Data entries:
++++++++++++++++++++
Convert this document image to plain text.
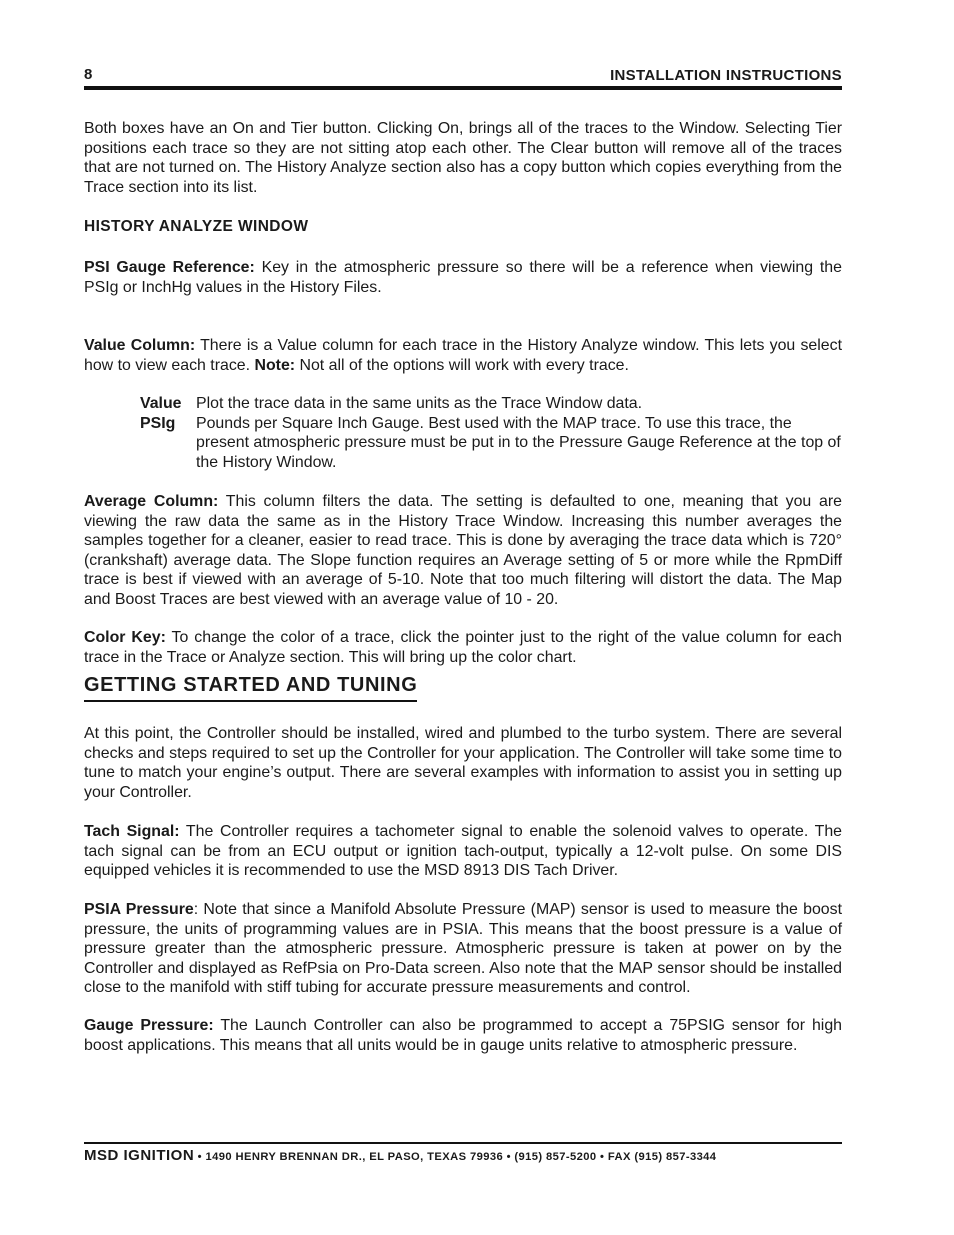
8	INSTALLATION INSTRUCTIONS

Both boxes have an On and Tier button. Clicking On, brings all of the traces to the Window. Selecting Tier positions each trace so they are not sitting atop each other. The Clear button will remove all of the traces that are not turned on. The History Analyze section also has a copy button which copies everything from the Trace section into its list.

HISTORY ANALYZE WINDOW

PSI Gauge Reference: Key in the atmospheric pressure so there will be a reference when viewing the PSIg or InchHg values in the History Files.

Value Column: There is a Value column for each trace in the History Analyze window. This lets you select how to view each trace. Note: Not all of the options will work with every trace.

Value Plot the trace data in the same units as the Trace Window data.
PSIg	Pounds per Square Inch Gauge. Best used with the MAP trace. To use this trace, the present atmospheric pressure must be put in to the Pressure Gauge Reference at the top of the History Window.

Average Column: This column filters the data. The setting is defaulted to one, meaning that you are viewing the raw data the same as in the History Trace Window. Increasing this number averages the samples together for a cleaner, easier to read trace. This is done by averaging the trace data which is 720° (crankshaft) average data. The Slope function requires an Average setting of 5 or more while the RpmDiff trace is best if viewed with an average of 5-10. Note that too much filtering will distort the data. The Map and Boost Traces are best viewed with an average value of 10 - 20.

Color Key: To change the color of a trace, click the pointer just to the right of the value column for each trace in the Trace or Analyze section. This will bring up the color chart.

GETTING STARTED AND TUNING

At this point, the Controller should be installed, wired and plumbed to the turbo system. There are several checks and steps required to set up the Controller for your application. The Controller will take some time to tune to match your engine’s output. There are several examples with information to assist you in setting up your Controller.

Tach Signal: The Controller requires a tachometer signal to enable the solenoid valves to operate. The tach signal can be from an ECU output or ignition tach-output, typically a 12-volt pulse. On some DIS equipped vehicles it is recommended to use the MSD 8913 DIS Tach Driver.

PSIA Pressure: Note that since a Manifold Absolute Pressure (MAP) sensor is used to measure the boost pressure, the units of programming values are in PSIA. This means that the boost pressure is a value of pressure greater than the atmospheric pressure. Atmospheric pressure is taken at power on by the Controller and displayed as RefPsia on Pro-Data screen. Also note that the MAP sensor should be installed close to the manifold with stiff tubing for accurate pressure measurements and control.

Gauge Pressure: The Launch Controller can also be programmed to accept a 75PSIG sensor for high boost applications. This means that all units would be in gauge units relative to atmospheric pressure.

MSD IGNITION • 1490 HENRY BRENNAN DR., EL PASO, TEXAS 79936 • (915) 857-5200 • FAX (915) 857-3344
++++++++++++++++++++
Set out every line from the material that contains the string "used".

PSIg	Pounds per Square Inch Gauge. Best used with the MAP trace. To use this trace, the present atmospheric pressure must be put in to the Pressure Gauge Reference at the top of the History Window.
PSIA Pressure: Note that since a Manifold Absolute Pressure (MAP) sensor is used to measure the boost pressure, the units of programming values are in PSIA. This means that the boost pressure is a value of pressure greater than the atmospheric pressure. Atmospheric pressure is taken at power on by the Controller and displayed as RefPsia on Pro-Data screen. Also note that the MAP sensor should be installed close to the manifold with stiff tubing for accurate pressure measurements and control.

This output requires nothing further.